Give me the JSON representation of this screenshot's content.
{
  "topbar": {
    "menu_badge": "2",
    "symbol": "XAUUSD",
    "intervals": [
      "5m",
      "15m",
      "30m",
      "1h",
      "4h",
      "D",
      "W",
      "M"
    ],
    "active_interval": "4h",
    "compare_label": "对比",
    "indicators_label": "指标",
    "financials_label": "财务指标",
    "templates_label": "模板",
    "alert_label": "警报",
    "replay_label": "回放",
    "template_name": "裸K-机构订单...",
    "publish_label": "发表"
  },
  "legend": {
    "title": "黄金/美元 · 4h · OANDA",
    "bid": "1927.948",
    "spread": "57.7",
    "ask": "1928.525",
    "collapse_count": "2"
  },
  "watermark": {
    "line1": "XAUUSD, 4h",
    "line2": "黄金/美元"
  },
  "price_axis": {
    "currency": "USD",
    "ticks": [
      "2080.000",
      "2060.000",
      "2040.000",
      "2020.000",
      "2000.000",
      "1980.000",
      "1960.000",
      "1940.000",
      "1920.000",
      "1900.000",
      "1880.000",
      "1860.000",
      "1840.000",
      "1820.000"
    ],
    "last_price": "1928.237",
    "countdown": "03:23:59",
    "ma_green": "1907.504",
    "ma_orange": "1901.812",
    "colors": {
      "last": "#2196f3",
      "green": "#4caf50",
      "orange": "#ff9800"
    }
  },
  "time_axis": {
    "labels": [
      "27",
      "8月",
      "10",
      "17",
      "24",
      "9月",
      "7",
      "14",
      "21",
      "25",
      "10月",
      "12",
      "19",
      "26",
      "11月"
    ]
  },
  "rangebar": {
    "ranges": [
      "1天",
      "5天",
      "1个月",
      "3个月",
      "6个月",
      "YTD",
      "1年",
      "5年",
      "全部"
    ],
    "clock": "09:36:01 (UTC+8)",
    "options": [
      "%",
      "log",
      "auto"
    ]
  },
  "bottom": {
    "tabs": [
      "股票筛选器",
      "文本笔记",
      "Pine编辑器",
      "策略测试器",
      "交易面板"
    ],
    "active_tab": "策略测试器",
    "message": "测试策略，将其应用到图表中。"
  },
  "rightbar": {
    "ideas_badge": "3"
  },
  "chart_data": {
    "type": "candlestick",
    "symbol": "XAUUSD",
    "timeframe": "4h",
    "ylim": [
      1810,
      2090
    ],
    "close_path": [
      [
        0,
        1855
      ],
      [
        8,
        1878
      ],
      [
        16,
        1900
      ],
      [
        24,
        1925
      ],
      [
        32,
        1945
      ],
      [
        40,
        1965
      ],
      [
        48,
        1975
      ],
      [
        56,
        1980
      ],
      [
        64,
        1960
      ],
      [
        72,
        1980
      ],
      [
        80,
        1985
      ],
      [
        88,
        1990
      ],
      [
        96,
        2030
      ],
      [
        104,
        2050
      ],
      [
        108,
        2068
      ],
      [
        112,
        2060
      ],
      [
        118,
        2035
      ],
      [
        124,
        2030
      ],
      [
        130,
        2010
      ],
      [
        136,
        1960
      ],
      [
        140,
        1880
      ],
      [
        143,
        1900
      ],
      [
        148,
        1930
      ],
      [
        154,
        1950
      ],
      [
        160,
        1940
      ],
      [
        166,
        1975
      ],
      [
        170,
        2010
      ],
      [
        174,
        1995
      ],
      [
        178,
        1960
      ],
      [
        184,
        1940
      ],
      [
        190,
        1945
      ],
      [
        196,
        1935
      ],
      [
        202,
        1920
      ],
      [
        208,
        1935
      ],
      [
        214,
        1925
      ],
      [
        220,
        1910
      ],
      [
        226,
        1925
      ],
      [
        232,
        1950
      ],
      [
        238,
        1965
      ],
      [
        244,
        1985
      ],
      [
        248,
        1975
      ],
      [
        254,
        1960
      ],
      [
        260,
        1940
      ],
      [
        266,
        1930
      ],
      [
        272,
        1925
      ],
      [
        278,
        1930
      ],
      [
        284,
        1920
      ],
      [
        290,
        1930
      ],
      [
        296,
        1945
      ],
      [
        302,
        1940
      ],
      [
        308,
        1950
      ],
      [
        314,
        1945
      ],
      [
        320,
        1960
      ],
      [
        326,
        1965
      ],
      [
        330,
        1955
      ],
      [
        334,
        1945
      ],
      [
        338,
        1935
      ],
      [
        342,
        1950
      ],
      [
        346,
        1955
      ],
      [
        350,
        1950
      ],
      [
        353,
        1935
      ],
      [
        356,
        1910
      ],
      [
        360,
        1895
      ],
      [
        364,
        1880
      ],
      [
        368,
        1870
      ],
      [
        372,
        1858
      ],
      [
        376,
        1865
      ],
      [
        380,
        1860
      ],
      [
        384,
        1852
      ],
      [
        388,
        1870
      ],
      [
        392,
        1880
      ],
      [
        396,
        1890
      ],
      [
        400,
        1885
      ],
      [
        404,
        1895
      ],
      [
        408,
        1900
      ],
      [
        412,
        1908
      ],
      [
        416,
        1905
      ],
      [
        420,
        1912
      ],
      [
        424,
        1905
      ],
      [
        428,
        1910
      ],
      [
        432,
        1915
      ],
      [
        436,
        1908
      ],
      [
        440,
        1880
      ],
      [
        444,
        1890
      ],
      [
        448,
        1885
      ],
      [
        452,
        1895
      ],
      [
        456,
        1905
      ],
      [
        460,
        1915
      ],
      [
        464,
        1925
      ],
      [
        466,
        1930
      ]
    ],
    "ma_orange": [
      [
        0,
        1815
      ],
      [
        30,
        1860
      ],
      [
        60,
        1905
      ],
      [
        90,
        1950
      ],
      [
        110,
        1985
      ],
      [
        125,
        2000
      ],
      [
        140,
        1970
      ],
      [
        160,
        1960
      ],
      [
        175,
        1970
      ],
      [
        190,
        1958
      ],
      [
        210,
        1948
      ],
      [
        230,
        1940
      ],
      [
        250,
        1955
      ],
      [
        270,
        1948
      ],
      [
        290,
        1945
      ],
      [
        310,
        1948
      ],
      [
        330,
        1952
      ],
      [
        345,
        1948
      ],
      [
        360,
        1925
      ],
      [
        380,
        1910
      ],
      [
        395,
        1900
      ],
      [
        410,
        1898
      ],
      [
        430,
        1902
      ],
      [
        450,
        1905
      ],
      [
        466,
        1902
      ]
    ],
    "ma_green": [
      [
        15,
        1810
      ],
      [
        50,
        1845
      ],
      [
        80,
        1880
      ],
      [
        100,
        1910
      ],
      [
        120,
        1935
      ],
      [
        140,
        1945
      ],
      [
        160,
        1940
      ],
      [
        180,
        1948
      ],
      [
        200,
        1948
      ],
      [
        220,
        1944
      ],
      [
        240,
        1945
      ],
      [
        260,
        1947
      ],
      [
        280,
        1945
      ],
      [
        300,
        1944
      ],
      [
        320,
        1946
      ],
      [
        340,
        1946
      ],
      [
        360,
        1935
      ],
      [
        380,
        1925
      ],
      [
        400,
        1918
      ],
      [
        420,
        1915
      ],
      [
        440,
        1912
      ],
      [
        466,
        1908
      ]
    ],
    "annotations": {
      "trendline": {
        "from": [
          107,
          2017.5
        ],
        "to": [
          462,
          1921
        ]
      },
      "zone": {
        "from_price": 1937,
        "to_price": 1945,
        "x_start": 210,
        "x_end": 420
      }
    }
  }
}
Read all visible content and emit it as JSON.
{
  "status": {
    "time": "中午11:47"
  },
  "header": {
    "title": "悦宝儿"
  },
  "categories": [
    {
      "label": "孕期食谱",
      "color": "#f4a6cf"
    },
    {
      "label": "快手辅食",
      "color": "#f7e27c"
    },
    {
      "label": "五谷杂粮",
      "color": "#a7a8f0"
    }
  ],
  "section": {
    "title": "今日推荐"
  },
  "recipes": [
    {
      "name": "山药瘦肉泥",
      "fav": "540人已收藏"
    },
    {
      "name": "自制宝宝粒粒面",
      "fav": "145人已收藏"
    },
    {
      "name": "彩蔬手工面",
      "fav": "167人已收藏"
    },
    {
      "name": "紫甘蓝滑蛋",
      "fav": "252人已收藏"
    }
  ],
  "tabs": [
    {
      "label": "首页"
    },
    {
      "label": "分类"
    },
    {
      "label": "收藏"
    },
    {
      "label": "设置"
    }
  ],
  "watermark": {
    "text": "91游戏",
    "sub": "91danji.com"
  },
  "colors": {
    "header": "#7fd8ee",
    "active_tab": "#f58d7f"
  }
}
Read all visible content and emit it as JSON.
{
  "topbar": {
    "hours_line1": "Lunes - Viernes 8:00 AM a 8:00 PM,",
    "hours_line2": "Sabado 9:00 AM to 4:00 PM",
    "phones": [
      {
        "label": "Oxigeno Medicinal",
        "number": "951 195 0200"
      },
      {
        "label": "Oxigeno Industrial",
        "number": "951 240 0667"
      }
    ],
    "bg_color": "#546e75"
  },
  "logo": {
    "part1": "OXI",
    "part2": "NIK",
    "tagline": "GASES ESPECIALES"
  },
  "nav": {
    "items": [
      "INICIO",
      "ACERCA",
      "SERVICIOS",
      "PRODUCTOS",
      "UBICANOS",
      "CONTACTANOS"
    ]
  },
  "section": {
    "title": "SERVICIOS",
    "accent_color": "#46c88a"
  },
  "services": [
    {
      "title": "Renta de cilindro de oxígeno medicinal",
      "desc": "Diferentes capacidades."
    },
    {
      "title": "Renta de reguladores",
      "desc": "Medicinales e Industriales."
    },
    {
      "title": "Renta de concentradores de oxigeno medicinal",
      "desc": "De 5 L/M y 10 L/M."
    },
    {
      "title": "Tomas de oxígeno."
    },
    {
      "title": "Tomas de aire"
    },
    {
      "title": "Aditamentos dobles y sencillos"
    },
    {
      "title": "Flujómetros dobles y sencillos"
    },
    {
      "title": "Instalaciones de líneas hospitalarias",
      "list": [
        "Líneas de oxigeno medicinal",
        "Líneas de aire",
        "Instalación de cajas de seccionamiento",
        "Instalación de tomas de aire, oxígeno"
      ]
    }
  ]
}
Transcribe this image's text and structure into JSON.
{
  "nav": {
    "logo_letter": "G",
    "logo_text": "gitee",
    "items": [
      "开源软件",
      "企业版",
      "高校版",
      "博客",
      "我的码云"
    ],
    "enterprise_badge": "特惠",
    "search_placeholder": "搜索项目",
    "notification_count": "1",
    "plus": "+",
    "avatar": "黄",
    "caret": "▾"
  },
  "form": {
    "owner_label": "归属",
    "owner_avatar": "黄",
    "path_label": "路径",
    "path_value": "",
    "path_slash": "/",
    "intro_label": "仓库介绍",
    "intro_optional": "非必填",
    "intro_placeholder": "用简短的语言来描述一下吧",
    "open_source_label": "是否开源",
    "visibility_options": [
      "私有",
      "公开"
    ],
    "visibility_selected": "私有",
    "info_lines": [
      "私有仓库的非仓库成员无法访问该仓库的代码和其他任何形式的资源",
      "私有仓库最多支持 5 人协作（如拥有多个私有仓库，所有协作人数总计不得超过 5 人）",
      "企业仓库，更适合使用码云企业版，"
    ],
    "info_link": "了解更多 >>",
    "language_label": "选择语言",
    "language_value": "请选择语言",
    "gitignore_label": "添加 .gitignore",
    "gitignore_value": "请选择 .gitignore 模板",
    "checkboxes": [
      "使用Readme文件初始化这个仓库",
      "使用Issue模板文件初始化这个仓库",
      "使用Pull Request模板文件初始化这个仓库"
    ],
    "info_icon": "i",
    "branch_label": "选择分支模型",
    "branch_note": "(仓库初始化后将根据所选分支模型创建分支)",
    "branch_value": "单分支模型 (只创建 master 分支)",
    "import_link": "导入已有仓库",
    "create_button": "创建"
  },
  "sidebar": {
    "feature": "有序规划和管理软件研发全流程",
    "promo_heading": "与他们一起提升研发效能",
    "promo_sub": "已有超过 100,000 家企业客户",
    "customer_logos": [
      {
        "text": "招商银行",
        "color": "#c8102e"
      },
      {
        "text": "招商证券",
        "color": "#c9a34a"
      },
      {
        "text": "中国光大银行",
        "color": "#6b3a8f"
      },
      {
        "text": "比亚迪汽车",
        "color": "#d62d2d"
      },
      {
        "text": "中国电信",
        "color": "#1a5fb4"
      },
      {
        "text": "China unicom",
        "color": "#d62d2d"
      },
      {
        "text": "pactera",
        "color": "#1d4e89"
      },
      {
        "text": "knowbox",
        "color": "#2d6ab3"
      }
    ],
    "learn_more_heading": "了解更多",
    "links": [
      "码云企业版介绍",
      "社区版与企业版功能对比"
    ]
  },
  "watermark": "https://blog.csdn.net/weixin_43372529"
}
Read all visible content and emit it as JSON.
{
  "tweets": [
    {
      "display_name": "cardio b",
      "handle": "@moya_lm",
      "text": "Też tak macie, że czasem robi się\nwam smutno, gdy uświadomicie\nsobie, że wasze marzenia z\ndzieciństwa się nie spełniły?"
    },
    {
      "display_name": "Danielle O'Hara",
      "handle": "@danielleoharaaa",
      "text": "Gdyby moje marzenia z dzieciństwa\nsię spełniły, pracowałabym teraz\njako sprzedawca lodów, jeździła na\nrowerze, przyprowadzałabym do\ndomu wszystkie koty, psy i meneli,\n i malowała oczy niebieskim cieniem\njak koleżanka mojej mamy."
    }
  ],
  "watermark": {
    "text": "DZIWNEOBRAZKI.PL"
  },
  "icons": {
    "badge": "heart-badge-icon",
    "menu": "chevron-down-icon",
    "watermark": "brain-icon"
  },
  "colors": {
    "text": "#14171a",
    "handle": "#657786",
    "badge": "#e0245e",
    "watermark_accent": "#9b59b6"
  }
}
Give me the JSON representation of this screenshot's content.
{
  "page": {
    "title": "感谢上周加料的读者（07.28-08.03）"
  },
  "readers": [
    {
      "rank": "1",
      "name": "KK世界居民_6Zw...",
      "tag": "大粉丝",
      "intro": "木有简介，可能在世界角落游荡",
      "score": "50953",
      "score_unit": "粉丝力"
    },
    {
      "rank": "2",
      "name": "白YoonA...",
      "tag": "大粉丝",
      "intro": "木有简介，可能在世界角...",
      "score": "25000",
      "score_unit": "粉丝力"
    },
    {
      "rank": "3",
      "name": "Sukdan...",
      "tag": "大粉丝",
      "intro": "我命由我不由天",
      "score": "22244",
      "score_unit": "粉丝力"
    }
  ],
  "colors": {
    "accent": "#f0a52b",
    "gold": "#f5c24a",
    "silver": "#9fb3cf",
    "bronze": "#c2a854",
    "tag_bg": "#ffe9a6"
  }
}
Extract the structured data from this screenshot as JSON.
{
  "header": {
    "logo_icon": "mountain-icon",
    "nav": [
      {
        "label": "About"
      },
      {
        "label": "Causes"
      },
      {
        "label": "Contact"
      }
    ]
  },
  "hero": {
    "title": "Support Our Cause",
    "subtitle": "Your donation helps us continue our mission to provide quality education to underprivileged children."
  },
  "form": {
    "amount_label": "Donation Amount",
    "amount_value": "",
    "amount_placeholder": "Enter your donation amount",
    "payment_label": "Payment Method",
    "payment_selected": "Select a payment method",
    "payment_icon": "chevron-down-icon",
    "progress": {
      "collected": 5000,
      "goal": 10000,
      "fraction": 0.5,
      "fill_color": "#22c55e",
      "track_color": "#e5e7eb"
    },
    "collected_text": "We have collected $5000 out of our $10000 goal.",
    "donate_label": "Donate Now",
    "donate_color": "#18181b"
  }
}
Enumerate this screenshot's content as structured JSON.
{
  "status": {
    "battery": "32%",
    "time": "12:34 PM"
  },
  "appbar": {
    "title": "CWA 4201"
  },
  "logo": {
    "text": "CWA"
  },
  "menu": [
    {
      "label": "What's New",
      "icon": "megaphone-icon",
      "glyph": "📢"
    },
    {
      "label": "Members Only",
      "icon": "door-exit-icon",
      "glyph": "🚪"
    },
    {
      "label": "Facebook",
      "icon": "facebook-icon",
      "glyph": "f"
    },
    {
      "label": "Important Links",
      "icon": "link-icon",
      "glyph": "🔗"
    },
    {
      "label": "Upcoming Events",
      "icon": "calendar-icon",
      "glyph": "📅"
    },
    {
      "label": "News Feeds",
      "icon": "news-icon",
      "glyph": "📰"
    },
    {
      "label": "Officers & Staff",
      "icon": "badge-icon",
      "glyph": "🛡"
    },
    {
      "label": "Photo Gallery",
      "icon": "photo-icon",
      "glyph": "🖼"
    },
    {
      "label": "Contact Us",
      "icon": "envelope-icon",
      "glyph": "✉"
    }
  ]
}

-- Required work --
Give again only the lines starting at the one that contains "Enumerate this screenshot's" and running to the end of the data.

-- Finished answer --
Enumerate this screenshot's content as structured JSON.
{
  "status": {
    "battery": "32%",
    "time": "12:34 PM"
  },
  "appbar": {
    "title": "CWA 4201"
  },
  "logo": {
    "text": "CWA"
  },
  "menu": [
    {
      "label": "What's New",
      "icon": "megaphone-icon",
      "glyph": "📢"
    },
    {
      "label": "Members Only",
      "icon": "door-exit-icon",
      "glyph": "🚪"
    },
    {
      "label": "Facebook",
      "icon": "facebook-icon",
      "glyph": "f"
    },
    {
      "label": "Important Links",
      "icon": "link-icon",
      "glyph": "🔗"
    },
    {
      "label": "Upcoming Events",
      "icon": "calendar-icon",
      "glyph": "📅"
    },
    {
      "label": "News Feeds",
      "icon": "news-icon",
      "glyph": "📰"
    },
    {
      "label": "Officers & Staff",
      "icon": "badge-icon",
      "glyph": "🛡"
    },
    {
      "label": "Photo Gallery",
      "icon": "photo-icon",
      "glyph": "🖼"
    },
    {
      "label": "Contact Us",
      "icon": "envelope-icon",
      "glyph": "✉"
    }
  ]
}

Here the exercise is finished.